Article –
* BEGIN *

Advanced Very High Resolution Radiometer (AVHRR) Sensor/Instrument Document

Advanced Very High Resolution Radiometer, AVHRR

The AVHRR represents and improvement over the Very High Resolution Radiometer (VHRR) sensor flown aboard the Improved TIROS Operational System (ITOS) series of operational satellites (the last of which was NOAA-5). The AVHRR is a cross-track scanning system similar to the VHRR, but features four or five spectral channels, compared to just two channels for the VHRR sensor. The AVHRR flown aboard TIROS-N, NOAA-6, NOAA-8, and NOAA-10 has four channels, and the AVHRR aboard NOAA-7, NOAA-9, NOAA-11, NOAA-12, NOAA-13, and NOAA-14 has five channels. Subsequent satellites in the series will have either four or five channels. Provision has been made for five channels in the data format for all satellites. Channel-5 contains a repeat of channel-4 data, when only four different channels are available.

The AVHRR provides data for real-time transmission to the NOAA local read-out services, termed High Resolution Picture Transmission (HRPT). The sensor also provides data for storage on the two spacecraft digital tape recorders for later playback. The objective of the instrument is to provide radiance data for investigation of clouds, land-water boundaries, snow and ice extent, ice or snow melt inception, data and night cloud distribution, temperatures of radiating surfaces, and sea surface temperature. It is an integral member of the payload on the advanced TIROS-N spacecraft and its successors in the NOAA series and, as such, contributes data required to meet a number of operational and research-oriented meteorological objectives.

* END *

Stated problem 1 –
List the satellites that the AVHRR text says carry a five-channel AVHRR.
Stated problem 2 –
Print the passage of the AVHRR text that opens with the words containing "The AVHRR represents" and closes with "channels are available.".
Stated problem 3 –
Carry on the text about the AVHRR sensor, picking up after its final sentence.

A run of records:

* BEGIN *

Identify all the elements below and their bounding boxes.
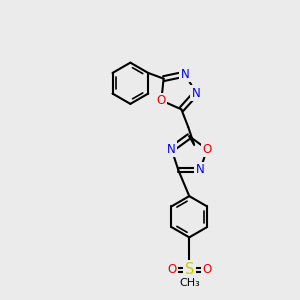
Text: N: N	[181, 68, 189, 81]
Text: CH₃: CH₃	[179, 278, 200, 289]
Text: N: N	[192, 87, 200, 100]
Text: S: S	[184, 262, 194, 277]
Text: N: N	[167, 142, 176, 156]
Text: O: O	[167, 263, 176, 276]
Text: O: O	[202, 142, 211, 156]
Text: N: N	[196, 164, 205, 176]
Text: O: O	[202, 263, 212, 276]
Text: O: O	[157, 94, 166, 107]
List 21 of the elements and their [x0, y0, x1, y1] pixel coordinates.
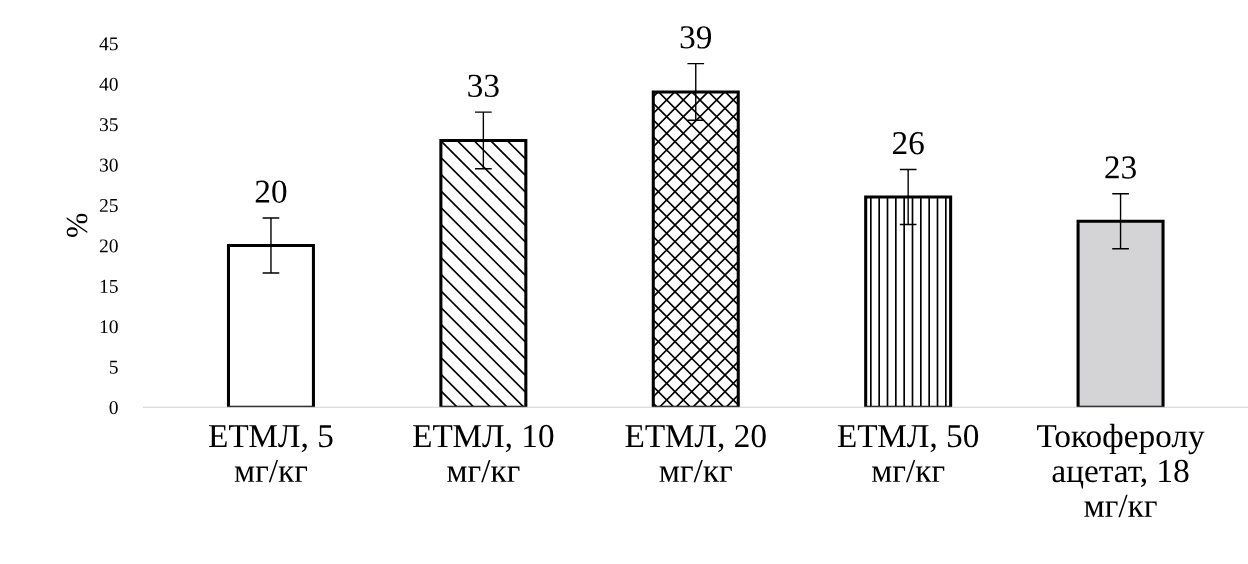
y-tick-label: 5: [109, 360, 118, 374]
y-tick-label: 30: [100, 158, 118, 172]
y-tick-label: 20: [99, 239, 118, 253]
x-tick-label: ЕТМЛ, 50 мг/кг: [837, 424, 979, 483]
y-axis-title: %: [66, 213, 88, 237]
x-tick-label: ЕТМЛ, 5 мг/кг: [209, 425, 333, 483]
data-label: 20: [255, 180, 287, 203]
y-tick-label: 10: [100, 320, 118, 334]
y-tick-label: 35: [100, 118, 118, 132]
x-tick-label: ЕТМЛ, 10 мг/кг: [413, 424, 554, 483]
data-label: 26: [892, 132, 924, 155]
y-tick-label: 25: [99, 198, 118, 213]
data-label: 39: [680, 26, 712, 49]
data-label: 33: [468, 74, 499, 98]
data-label: 23: [1105, 156, 1136, 179]
y-tick-label: 15: [100, 279, 118, 293]
x-tick-label: Токоферолу ацетат, 18 мг/кг: [1037, 423, 1205, 518]
y-tick-label: 45: [99, 37, 118, 51]
x-tick-label: ЕТМЛ, 20 мг/кг: [625, 424, 766, 483]
y-tick-label: 0: [109, 401, 118, 415]
y-tick-label: 40: [99, 77, 118, 91]
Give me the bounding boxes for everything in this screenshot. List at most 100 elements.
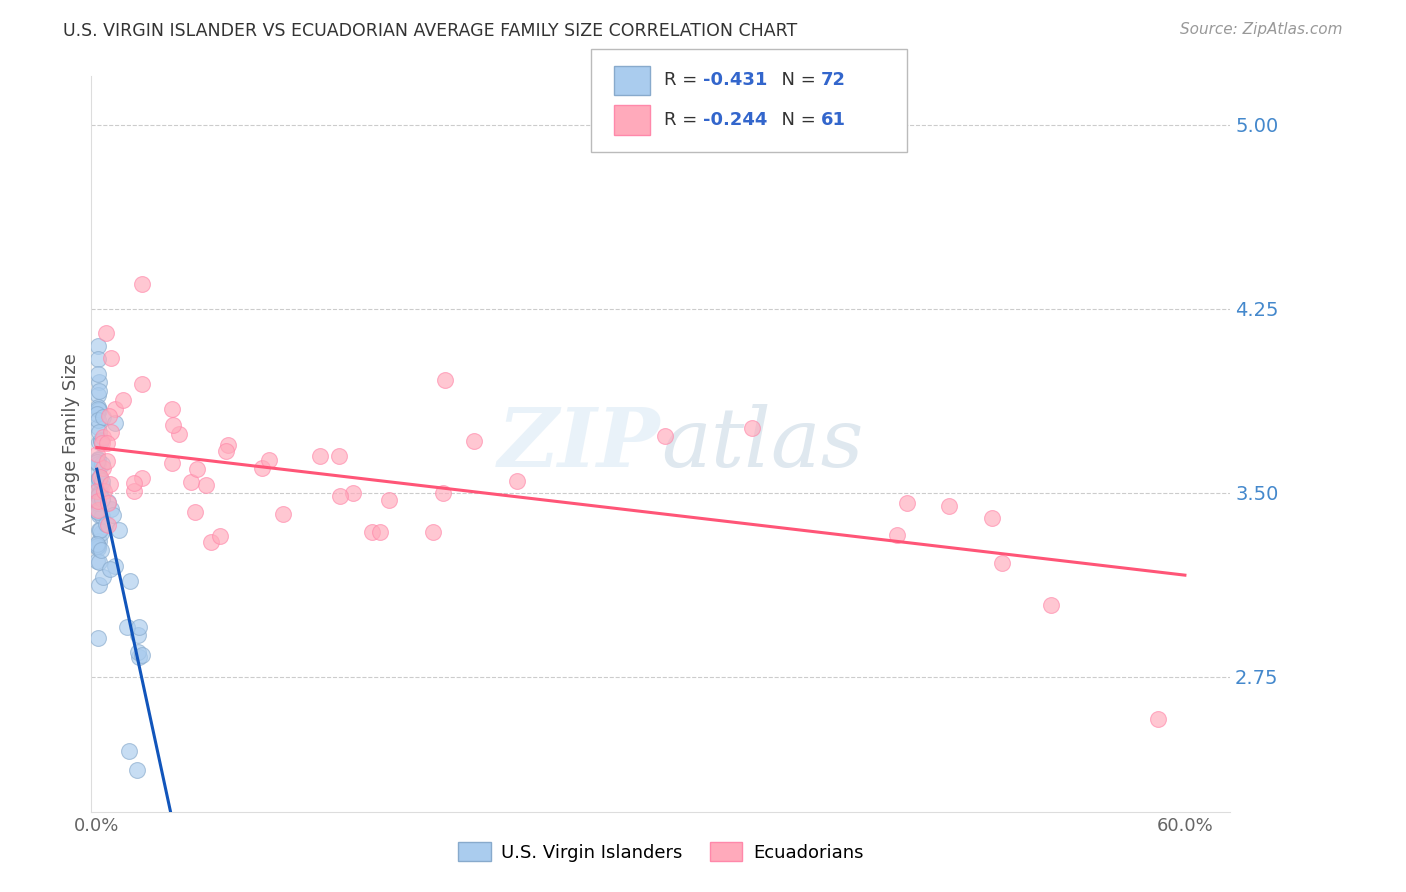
- Point: [87, 434, 110, 449]
- Point: [97, 517, 120, 532]
- Point: [309, 449, 332, 463]
- Point: [90, 436, 112, 450]
- Point: [86, 413, 108, 427]
- Point: [131, 277, 153, 292]
- Point: [127, 645, 149, 659]
- Point: [86, 554, 108, 568]
- Point: [89, 524, 111, 538]
- Point: [194, 478, 217, 492]
- Point: [89, 500, 111, 515]
- Point: [329, 489, 352, 503]
- Point: [86, 537, 108, 551]
- Point: [378, 493, 401, 508]
- Point: [91, 410, 114, 425]
- Point: [127, 628, 149, 642]
- Text: atlas: atlas: [661, 404, 863, 483]
- Point: [87, 457, 110, 471]
- Point: [162, 417, 184, 432]
- Point: [98, 476, 121, 491]
- Point: [250, 460, 273, 475]
- Point: [87, 453, 110, 467]
- Point: [91, 570, 114, 584]
- Point: [328, 449, 350, 463]
- Point: [100, 351, 122, 365]
- Point: [87, 403, 110, 417]
- Point: [91, 474, 114, 488]
- Point: [342, 486, 364, 500]
- Point: [87, 425, 110, 439]
- Point: [87, 471, 110, 485]
- Point: [506, 474, 529, 488]
- Point: [87, 472, 110, 486]
- Y-axis label: Average Family Size: Average Family Size: [62, 353, 80, 534]
- Point: [86, 351, 108, 366]
- Point: [87, 476, 110, 491]
- Point: [654, 429, 676, 443]
- Point: [87, 631, 110, 645]
- Text: N =: N =: [770, 111, 823, 128]
- Point: [1146, 712, 1168, 726]
- Point: [209, 529, 232, 543]
- Point: [101, 508, 124, 523]
- Point: [432, 486, 454, 500]
- Point: [93, 484, 115, 499]
- Point: [89, 555, 111, 569]
- Point: [118, 743, 141, 757]
- Text: 61: 61: [821, 111, 846, 128]
- Point: [87, 465, 110, 479]
- Point: [896, 496, 918, 510]
- Text: R =: R =: [664, 71, 703, 89]
- Point: [118, 574, 141, 589]
- Point: [100, 425, 122, 440]
- Point: [361, 524, 384, 539]
- Point: [87, 496, 110, 510]
- Text: -0.244: -0.244: [703, 111, 768, 128]
- Point: [741, 421, 763, 435]
- Point: [97, 495, 120, 509]
- Point: [86, 407, 108, 421]
- Point: [87, 505, 110, 519]
- Point: [86, 494, 108, 508]
- Point: [180, 475, 202, 489]
- Point: [90, 479, 112, 493]
- Point: [87, 452, 110, 467]
- Point: [200, 534, 222, 549]
- Text: Source: ZipAtlas.com: Source: ZipAtlas.com: [1180, 22, 1343, 37]
- Point: [100, 502, 122, 516]
- Point: [104, 416, 127, 430]
- Point: [90, 525, 112, 540]
- Point: [89, 508, 111, 522]
- Point: [107, 523, 129, 537]
- Point: [91, 508, 114, 523]
- Point: [128, 650, 150, 665]
- Point: [90, 457, 112, 471]
- Point: [87, 384, 110, 398]
- Point: [96, 436, 118, 450]
- Point: [169, 426, 191, 441]
- Point: [111, 392, 134, 407]
- Point: [89, 486, 111, 500]
- Point: [131, 471, 153, 485]
- Point: [90, 543, 112, 558]
- Point: [87, 376, 110, 390]
- Point: [217, 438, 239, 452]
- Point: [90, 434, 112, 448]
- Point: [162, 402, 184, 417]
- Point: [86, 483, 108, 498]
- Point: [131, 377, 153, 392]
- Point: [97, 409, 120, 423]
- Point: [91, 461, 114, 475]
- Point: [90, 434, 112, 448]
- Point: [124, 483, 146, 498]
- Text: U.S. VIRGIN ISLANDER VS ECUADORIAN AVERAGE FAMILY SIZE CORRELATION CHART: U.S. VIRGIN ISLANDER VS ECUADORIAN AVERA…: [63, 22, 797, 40]
- Point: [422, 525, 444, 540]
- Point: [87, 578, 110, 592]
- Point: [980, 511, 1002, 525]
- Point: [89, 481, 111, 495]
- Point: [991, 556, 1014, 570]
- Point: [86, 339, 108, 353]
- Point: [86, 502, 108, 516]
- Point: [94, 517, 117, 532]
- Point: [215, 443, 238, 458]
- Legend: U.S. Virgin Islanders, Ecuadorians: U.S. Virgin Islanders, Ecuadorians: [451, 835, 870, 869]
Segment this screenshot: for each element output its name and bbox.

* END *

Written answer 1 –
NOAA-7, NOAA-9, NOAA-11, NOAA-12, NOAA-13, NOAA-14

Written answer 2 –
The AVHRR represents and improvement over the Very High Resolution Radiometer (VHRR) sensor flown aboard the Improved TIROS Operational System (ITOS) series of operational satellites (the last of which was NOAA-5). The AVHRR is a cross-track scanning system similar to the VHRR, but features four or five spectral channels, compared to just two channels for the VHRR sensor. The AVHRR flown aboard TIROS-N, NOAA-6, NOAA-8, and NOAA-10 has four channels, and the AVHRR aboard NOAA-7, NOAA-9, NOAA-11, NOAA-12, NOAA-13, and NOAA-14 has five channels. Subsequent satellites in the series will have either four or five channels. Provision has been made for five channels in the data format for all satellites. Channel-5 contains a repeat of channel-4 data, when only four different channels are available.

Written answer 3 –
Radiance and Imagery > Infrared

Radiance and Imagery > Visible

The NOAA AVHRR processing flow begins with sensor data receipt by the Command and Data Acquisition (CDA) stations (Wallops Island, Virginia and Gilmore Creek, Alaska) where the data are re-broadcast via communications satellites to NOAA/National Environmental Satellite, Data, and Information Service (NESDIS) in Suitland, Maryland. The ephemeris data (orbital reference information) are funneled through the Advanced Earth Location Data System (AELDS) software on an International Business Machines (IBM) mainframe which feeds an IBM 921 for Level-1b production. Earth location and calibration data are appended (but not applied) to the data as part of the Level-1b processing. The AELDS is a completely on line, data-driven system within the preprocessing system. The Earth locations are computed for specific pixels using the data time corrected for clock drift, if any. The physical algorithm used to compute Earth locations is described in the memorandum titled, "NESS Tech. Memo 107: Appendix C". The Earth location values are computed by using the exact equations of the physical algorithm. The use of raw data time as corrected for satellite clock drifts, combined with the use of exact equations, eliminates a major source of error in the Earth locations. Further, AELDS uses the most up-to-date User Ephemeris File (UEF) available within NOAA in contrast to the one-day-old UEF data used by the previous system. This, in itself, represents a significant improvement in the accuracy of Earth location data.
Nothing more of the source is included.